>> START

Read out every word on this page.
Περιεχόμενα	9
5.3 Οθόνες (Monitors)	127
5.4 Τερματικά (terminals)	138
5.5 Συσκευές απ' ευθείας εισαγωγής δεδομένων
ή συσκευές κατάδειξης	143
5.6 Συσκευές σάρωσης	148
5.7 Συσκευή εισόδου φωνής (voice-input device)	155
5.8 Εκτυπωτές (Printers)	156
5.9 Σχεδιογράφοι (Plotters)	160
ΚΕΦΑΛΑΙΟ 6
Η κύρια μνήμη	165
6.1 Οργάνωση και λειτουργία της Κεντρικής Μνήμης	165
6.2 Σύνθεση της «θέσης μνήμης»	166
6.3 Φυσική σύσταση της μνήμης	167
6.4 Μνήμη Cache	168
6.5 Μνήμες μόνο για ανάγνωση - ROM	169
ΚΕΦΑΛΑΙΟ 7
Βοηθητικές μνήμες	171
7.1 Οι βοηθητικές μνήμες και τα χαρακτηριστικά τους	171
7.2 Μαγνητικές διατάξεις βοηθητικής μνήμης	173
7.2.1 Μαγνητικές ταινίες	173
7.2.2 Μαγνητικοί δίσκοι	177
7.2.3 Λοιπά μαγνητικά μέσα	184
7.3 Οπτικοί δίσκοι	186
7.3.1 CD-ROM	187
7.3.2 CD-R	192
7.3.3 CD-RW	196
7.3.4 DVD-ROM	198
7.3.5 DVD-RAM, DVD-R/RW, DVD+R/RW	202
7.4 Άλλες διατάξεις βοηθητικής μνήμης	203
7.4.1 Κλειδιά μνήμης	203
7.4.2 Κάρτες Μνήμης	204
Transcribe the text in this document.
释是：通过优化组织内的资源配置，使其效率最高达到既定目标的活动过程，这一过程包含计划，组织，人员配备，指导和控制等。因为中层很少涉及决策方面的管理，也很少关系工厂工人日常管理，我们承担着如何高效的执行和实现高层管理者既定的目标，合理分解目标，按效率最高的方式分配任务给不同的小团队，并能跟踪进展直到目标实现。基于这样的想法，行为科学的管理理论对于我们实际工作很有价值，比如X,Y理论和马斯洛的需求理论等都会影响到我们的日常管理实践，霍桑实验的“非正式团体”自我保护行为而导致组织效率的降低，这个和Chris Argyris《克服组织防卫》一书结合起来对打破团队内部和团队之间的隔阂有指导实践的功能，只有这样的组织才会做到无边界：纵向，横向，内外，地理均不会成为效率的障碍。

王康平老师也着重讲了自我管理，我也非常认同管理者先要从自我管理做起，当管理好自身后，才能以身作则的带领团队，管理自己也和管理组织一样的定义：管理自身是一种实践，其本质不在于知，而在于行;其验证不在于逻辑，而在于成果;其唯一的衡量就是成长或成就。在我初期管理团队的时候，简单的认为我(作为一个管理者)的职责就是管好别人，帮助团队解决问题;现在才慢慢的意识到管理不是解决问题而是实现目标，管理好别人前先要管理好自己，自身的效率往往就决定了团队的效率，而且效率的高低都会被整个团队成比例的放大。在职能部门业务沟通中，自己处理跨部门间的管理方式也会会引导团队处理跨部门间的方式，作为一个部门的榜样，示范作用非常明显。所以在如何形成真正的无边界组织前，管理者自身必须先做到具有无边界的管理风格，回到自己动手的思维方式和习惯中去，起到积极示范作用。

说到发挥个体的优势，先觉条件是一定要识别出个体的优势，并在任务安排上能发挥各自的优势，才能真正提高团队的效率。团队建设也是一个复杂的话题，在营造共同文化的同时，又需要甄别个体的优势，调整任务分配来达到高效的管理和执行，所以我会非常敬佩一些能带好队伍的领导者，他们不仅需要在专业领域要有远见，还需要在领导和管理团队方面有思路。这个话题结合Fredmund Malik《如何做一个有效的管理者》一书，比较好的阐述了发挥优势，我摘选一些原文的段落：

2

>> END

# AIM:
Above are some records. Print them all exactly.

# ANSWER TO THIS EXERCISE:
Read out every word on this page.
Περιεχόμενα	9
5.3 Οθόνες (Monitors)	127
5.4 Τερματικά (terminals)	138
5.5 Συσκευές απ' ευθείας εισαγωγής δεδομένων
ή συσκευές κατάδειξης	143
5.6 Συσκευές σάρωσης	148
5.7 Συσκευή εισόδου φωνής (voice-input device)	155
5.8 Εκτυπωτές (Printers)	156
5.9 Σχεδιογράφοι (Plotters)	160
ΚΕΦΑΛΑΙΟ 6
Η κύρια μνήμη	165
6.1 Οργάνωση και λειτουργία της Κεντρικής Μνήμης	165
6.2 Σύνθεση της «θέσης μνήμης»	166
6.3 Φυσική σύσταση της μνήμης	167
6.4 Μνήμη Cache	168
6.5 Μνήμες μόνο για ανάγνωση - ROM	169
ΚΕΦΑΛΑΙΟ 7
Βοηθητικές μνήμες	171
7.1 Οι βοηθητικές μνήμες και τα χαρακτηριστικά τους	171
7.2 Μαγνητικές διατάξεις βοηθητικής μνήμης	173
7.2.1 Μαγνητικές ταινίες	173
7.2.2 Μαγνητικοί δίσκοι	177
7.2.3 Λοιπά μαγνητικά μέσα	184
7.3 Οπτικοί δίσκοι	186
7.3.1 CD-ROM	187
7.3.2 CD-R	192
7.3.3 CD-RW	196
7.3.4 DVD-ROM	198
7.3.5 DVD-RAM, DVD-R/RW, DVD+R/RW	202
7.4 Άλλες διατάξεις βοηθητικής μνήμης	203
7.4.1 Κλειδιά μνήμης	203
7.4.2 Κάρτες Μνήμης	204
Transcribe the text in this document.
释是：通过优化组织内的资源配置，使其效率最高达到既定目标的活动过程，这一过程包含计划，组织，人员配备，指导和控制等。因为中层很少涉及决策方面的管理，也很少关系工厂工人日常管理，我们承担着如何高效的执行和实现高层管理者既定的目标，合理分解目标，按效率最高的方式分配任务给不同的小团队，并能跟踪进展直到目标实现。基于这样的想法，行为科学的管理理论对于我们实际工作很有价值，比如X,Y理论和马斯洛的需求理论等都会影响到我们的日常管理实践，霍桑实验的“非正式团体”自我保护行为而导致组织效率的降低，这个和Chris Argyris《克服组织防卫》一书结合起来对打破团队内部和团队之间的隔阂有指导实践的功能，只有这样的组织才会做到无边界：纵向，横向，内外，地理均不会成为效率的障碍。

王康平老师也着重讲了自我管理，我也非常认同管理者先要从自我管理做起，当管理好自身后，才能以身作则的带领团队，管理自己也和管理组织一样的定义：管理自身是一种实践，其本质不在于知，而在于行;其验证不在于逻辑，而在于成果;其唯一的衡量就是成长或成就。在我初期管理团队的时候，简单的认为我(作为一个管理者)的职责就是管好别人，帮助团队解决问题;现在才慢慢的意识到管理不是解决问题而是实现目标，管理好别人前先要管理好自己，自身的效率往往就决定了团队的效率，而且效率的高低都会被整个团队成比例的放大。在职能部门业务沟通中，自己处理跨部门间的管理方式也会会引导团队处理跨部门间的方式，作为一个部门的榜样，示范作用非常明显。所以在如何形成真正的无边界组织前，管理者自身必须先做到具有无边界的管理风格，回到自己动手的思维方式和习惯中去，起到积极示范作用。

说到发挥个体的优势，先觉条件是一定要识别出个体的优势，并在任务安排上能发挥各自的优势，才能真正提高团队的效率。团队建设也是一个复杂的话题，在营造共同文化的同时，又需要甄别个体的优势，调整任务分配来达到高效的管理和执行，所以我会非常敬佩一些能带好队伍的领导者，他们不仅需要在专业领域要有远见，还需要在领导和管理团队方面有思路。这个话题结合Fredmund Malik《如何做一个有效的管理者》一书，比较好的阐述了发挥优势，我摘选一些原文的段落：

2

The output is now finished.